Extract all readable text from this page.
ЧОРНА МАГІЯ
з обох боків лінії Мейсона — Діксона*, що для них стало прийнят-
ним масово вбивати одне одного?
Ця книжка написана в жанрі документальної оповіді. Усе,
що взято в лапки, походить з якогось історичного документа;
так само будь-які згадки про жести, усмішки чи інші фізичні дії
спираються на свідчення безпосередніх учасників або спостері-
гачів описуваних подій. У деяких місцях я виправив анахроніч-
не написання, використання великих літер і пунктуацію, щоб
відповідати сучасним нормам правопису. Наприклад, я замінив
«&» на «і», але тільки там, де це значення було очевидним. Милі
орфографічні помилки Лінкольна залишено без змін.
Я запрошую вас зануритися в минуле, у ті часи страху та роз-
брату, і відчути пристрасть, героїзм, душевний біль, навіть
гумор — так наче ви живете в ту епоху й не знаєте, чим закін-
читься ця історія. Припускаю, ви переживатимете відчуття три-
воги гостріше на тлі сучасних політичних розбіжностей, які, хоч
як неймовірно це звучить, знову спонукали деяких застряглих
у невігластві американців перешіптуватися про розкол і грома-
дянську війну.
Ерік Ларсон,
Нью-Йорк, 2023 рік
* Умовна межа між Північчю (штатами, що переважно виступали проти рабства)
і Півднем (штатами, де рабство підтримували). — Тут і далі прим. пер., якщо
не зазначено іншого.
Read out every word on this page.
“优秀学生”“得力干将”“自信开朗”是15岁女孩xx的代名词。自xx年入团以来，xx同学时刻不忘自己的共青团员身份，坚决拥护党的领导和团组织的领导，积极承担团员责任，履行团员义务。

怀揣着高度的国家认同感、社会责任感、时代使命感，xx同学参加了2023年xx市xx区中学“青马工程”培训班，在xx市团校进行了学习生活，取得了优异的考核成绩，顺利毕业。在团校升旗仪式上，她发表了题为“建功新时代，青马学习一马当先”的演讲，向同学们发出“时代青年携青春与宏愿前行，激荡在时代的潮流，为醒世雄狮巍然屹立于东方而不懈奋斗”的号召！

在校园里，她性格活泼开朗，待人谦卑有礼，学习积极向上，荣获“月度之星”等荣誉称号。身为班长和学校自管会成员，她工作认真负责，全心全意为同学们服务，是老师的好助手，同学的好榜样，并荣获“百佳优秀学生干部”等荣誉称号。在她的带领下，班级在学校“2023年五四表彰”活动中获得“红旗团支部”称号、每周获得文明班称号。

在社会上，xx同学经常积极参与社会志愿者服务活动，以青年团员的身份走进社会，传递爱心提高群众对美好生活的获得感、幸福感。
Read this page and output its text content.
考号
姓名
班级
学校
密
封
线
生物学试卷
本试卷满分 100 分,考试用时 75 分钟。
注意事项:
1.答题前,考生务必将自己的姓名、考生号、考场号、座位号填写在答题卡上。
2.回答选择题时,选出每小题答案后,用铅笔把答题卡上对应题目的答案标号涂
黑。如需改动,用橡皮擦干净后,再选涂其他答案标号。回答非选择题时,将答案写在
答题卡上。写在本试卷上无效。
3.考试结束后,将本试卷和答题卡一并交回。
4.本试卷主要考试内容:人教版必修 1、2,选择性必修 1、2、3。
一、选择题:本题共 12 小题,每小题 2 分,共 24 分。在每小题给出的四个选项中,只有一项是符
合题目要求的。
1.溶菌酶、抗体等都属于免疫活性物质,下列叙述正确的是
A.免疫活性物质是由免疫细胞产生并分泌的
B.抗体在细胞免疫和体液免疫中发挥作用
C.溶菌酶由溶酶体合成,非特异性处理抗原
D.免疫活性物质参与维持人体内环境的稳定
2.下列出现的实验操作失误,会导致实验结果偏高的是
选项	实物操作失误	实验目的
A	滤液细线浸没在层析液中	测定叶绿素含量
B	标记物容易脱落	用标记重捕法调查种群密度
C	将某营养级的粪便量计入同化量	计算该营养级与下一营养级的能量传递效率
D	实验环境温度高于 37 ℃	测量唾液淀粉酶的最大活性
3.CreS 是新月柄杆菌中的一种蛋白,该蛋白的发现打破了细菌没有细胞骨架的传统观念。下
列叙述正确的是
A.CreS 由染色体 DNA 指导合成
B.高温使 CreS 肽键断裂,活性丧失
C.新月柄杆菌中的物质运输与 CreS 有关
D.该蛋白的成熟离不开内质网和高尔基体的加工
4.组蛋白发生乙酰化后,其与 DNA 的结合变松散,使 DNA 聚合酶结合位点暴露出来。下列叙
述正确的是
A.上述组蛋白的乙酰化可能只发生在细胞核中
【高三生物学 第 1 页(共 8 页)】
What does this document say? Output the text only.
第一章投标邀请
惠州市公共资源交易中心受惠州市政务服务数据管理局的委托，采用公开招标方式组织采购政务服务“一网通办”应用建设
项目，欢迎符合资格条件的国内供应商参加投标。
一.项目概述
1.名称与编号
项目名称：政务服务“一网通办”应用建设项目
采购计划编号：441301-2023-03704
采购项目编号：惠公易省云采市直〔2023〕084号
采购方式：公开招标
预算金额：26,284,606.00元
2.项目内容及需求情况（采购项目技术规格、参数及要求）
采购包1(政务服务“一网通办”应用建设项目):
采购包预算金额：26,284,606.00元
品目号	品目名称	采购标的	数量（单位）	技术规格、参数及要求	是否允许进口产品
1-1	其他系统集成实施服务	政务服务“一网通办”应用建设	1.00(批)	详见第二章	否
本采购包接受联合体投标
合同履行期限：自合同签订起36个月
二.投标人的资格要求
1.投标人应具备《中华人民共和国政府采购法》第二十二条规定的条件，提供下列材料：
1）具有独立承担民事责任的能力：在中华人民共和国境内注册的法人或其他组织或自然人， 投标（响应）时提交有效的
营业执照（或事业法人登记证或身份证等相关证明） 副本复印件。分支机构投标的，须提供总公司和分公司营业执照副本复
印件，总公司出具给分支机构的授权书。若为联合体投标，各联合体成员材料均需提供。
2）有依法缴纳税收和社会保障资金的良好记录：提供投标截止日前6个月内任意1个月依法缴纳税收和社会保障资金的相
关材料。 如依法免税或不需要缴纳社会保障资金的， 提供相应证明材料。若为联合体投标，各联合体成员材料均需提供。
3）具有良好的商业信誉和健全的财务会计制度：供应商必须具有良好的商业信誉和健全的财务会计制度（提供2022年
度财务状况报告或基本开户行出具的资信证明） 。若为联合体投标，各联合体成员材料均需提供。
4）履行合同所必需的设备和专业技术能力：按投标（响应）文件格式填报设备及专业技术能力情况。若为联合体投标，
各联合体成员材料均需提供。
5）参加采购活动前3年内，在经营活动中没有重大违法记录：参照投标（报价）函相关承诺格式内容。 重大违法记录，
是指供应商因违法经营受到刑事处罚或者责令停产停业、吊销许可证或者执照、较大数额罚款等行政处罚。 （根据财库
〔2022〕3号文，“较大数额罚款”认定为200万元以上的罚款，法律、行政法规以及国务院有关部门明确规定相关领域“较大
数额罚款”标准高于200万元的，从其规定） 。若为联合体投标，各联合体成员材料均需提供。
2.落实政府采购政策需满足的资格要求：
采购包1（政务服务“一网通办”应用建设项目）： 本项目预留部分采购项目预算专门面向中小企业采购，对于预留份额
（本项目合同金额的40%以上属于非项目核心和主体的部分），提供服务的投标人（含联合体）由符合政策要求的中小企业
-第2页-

# # #

Request:
Your task is to quote the listing above word for word.

Answer for this exercise:
Extract all readable text from this page.
ЧОРНА МАГІЯ
з обох боків лінії Мейсона — Діксона*, що для них стало прийнят-
ним масово вбивати одне одного?
Ця книжка написана в жанрі документальної оповіді. Усе,
що взято в лапки, походить з якогось історичного документа;
так само будь-які згадки про жести, усмішки чи інші фізичні дії
спираються на свідчення безпосередніх учасників або спостері-
гачів описуваних подій. У деяких місцях я виправив анахроніч-
не написання, використання великих літер і пунктуацію, щоб
відповідати сучасним нормам правопису. Наприклад, я замінив
«&» на «і», але тільки там, де це значення було очевидним. Милі
орфографічні помилки Лінкольна залишено без змін.
Я запрошую вас зануритися в минуле, у ті часи страху та роз-
брату, і відчути пристрасть, героїзм, душевний біль, навіть
гумор — так наче ви живете в ту епоху й не знаєте, чим закін-
читься ця історія. Припускаю, ви переживатимете відчуття три-
воги гостріше на тлі сучасних політичних розбіжностей, які, хоч
як неймовірно це звучить, знову спонукали деяких застряглих
у невігластві американців перешіптуватися про розкол і грома-
дянську війну.
Ерік Ларсон,
Нью-Йорк, 2023 рік
* Умовна межа між Північчю (штатами, що переважно виступали проти рабства)
і Півднем (штатами, де рабство підтримували). — Тут і далі прим. пер., якщо
не зазначено іншого.
Read out every word on this page.
“优秀学生”“得力干将”“自信开朗”是15岁女孩xx的代名词。自xx年入团以来，xx同学时刻不忘自己的共青团员身份，坚决拥护党的领导和团组织的领导，积极承担团员责任，履行团员义务。

怀揣着高度的国家认同感、社会责任感、时代使命感，xx同学参加了2023年xx市xx区中学“青马工程”培训班，在xx市团校进行了学习生活，取得了优异的考核成绩，顺利毕业。在团校升旗仪式上，她发表了题为“建功新时代，青马学习一马当先”的演讲，向同学们发出“时代青年携青春与宏愿前行，激荡在时代的潮流，为醒世雄狮巍然屹立于东方而不懈奋斗”的号召！

在校园里，她性格活泼开朗，待人谦卑有礼，学习积极向上，荣获“月度之星”等荣誉称号。身为班长和学校自管会成员，她工作认真负责，全心全意为同学们服务，是老师的好助手，同学的好榜样，并荣获“百佳优秀学生干部”等荣誉称号。在她的带领下，班级在学校“2023年五四表彰”活动中获得“红旗团支部”称号、每周获得文明班称号。

在社会上，xx同学经常积极参与社会志愿者服务活动，以青年团员的身份走进社会，传递爱心提高群众对美好生活的获得感、幸福感。
Read this page and output its text content.
考号
姓名
班级
学校
密
封
线
生物学试卷
本试卷满分 100 分,考试用时 75 分钟。
注意事项:
1.答题前,考生务必将自己的姓名、考生号、考场号、座位号填写在答题卡上。
2.回答选择题时,选出每小题答案后,用铅笔把答题卡上对应题目的答案标号涂
黑。如需改动,用橡皮擦干净后,再选涂其他答案标号。回答非选择题时,将答案写在
答题卡上。写在本试卷上无效。
3.考试结束后,将本试卷和答题卡一并交回。
4.本试卷主要考试内容:人教版必修 1、2,选择性必修 1、2、3。
一、选择题:本题共 12 小题,每小题 2 分,共 24 分。在每小题给出的四个选项中,只有一项是符
合题目要求的。
1.溶菌酶、抗体等都属于免疫活性物质,下列叙述正确的是
A.免疫活性物质是由免疫细胞产生并分泌的
B.抗体在细胞免疫和体液免疫中发挥作用
C.溶菌酶由溶酶体合成,非特异性处理抗原
D.免疫活性物质参与维持人体内环境的稳定
2.下列出现的实验操作失误,会导致实验结果偏高的是
选项	实物操作失误	实验目的
A	滤液细线浸没在层析液中	测定叶绿素含量
B	标记物容易脱落	用标记重捕法调查种群密度
C	将某营养级的粪便量计入同化量	计算该营养级与下一营养级的能量传递效率
D	实验环境温度高于 37 ℃	测量唾液淀粉酶的最大活性
3.CreS 是新月柄杆菌中的一种蛋白,该蛋白的发现打破了细菌没有细胞骨架的传统观念。下
列叙述正确的是
A.CreS 由染色体 DNA 指导合成
B.高温使 CreS 肽键断裂,活性丧失
C.新月柄杆菌中的物质运输与 CreS 有关
D.该蛋白的成熟离不开内质网和高尔基体的加工
4.组蛋白发生乙酰化后,其与 DNA 的结合变松散,使 DNA 聚合酶结合位点暴露出来。下列叙
述正确的是
A.上述组蛋白的乙酰化可能只发生在细胞核中
【高三生物学 第 1 页(共 8 页)】
What does this document say? Output the text only.
第一章投标邀请
惠州市公共资源交易中心受惠州市政务服务数据管理局的委托，采用公开招标方式组织采购政务服务“一网通办”应用建设
项目，欢迎符合资格条件的国内供应商参加投标。
一.项目概述
1.名称与编号
项目名称：政务服务“一网通办”应用建设项目
采购计划编号：441301-2023-03704
采购项目编号：惠公易省云采市直〔2023〕084号
采购方式：公开招标
预算金额：26,284,606.00元
2.项目内容及需求情况（采购项目技术规格、参数及要求）
采购包1(政务服务“一网通办”应用建设项目):
采购包预算金额：26,284,606.00元
品目号	品目名称	采购标的	数量（单位）	技术规格、参数及要求	是否允许进口产品
1-1	其他系统集成实施服务	政务服务“一网通办”应用建设	1.00(批)	详见第二章	否
本采购包接受联合体投标
合同履行期限：自合同签订起36个月
二.投标人的资格要求
1.投标人应具备《中华人民共和国政府采购法》第二十二条规定的条件，提供下列材料：
1）具有独立承担民事责任的能力：在中华人民共和国境内注册的法人或其他组织或自然人， 投标（响应）时提交有效的
营业执照（或事业法人登记证或身份证等相关证明） 副本复印件。分支机构投标的，须提供总公司和分公司营业执照副本复
印件，总公司出具给分支机构的授权书。若为联合体投标，各联合体成员材料均需提供。
2）有依法缴纳税收和社会保障资金的良好记录：提供投标截止日前6个月内任意1个月依法缴纳税收和社会保障资金的相
关材料。 如依法免税或不需要缴纳社会保障资金的， 提供相应证明材料。若为联合体投标，各联合体成员材料均需提供。
3）具有良好的商业信誉和健全的财务会计制度：供应商必须具有良好的商业信誉和健全的财务会计制度（提供2022年
度财务状况报告或基本开户行出具的资信证明） 。若为联合体投标，各联合体成员材料均需提供。
4）履行合同所必需的设备和专业技术能力：按投标（响应）文件格式填报设备及专业技术能力情况。若为联合体投标，
各联合体成员材料均需提供。
5）参加采购活动前3年内，在经营活动中没有重大违法记录：参照投标（报价）函相关承诺格式内容。 重大违法记录，
是指供应商因违法经营受到刑事处罚或者责令停产停业、吊销许可证或者执照、较大数额罚款等行政处罚。 （根据财库
〔2022〕3号文，“较大数额罚款”认定为200万元以上的罚款，法律、行政法规以及国务院有关部门明确规定相关领域“较大
数额罚款”标准高于200万元的，从其规定） 。若为联合体投标，各联合体成员材料均需提供。
2.落实政府采购政策需满足的资格要求：
采购包1（政务服务“一网通办”应用建设项目）： 本项目预留部分采购项目预算专门面向中小企业采购，对于预留份额
（本项目合同金额的40%以上属于非项目核心和主体的部分），提供服务的投标人（含联合体）由符合政策要求的中小企业
-第2页-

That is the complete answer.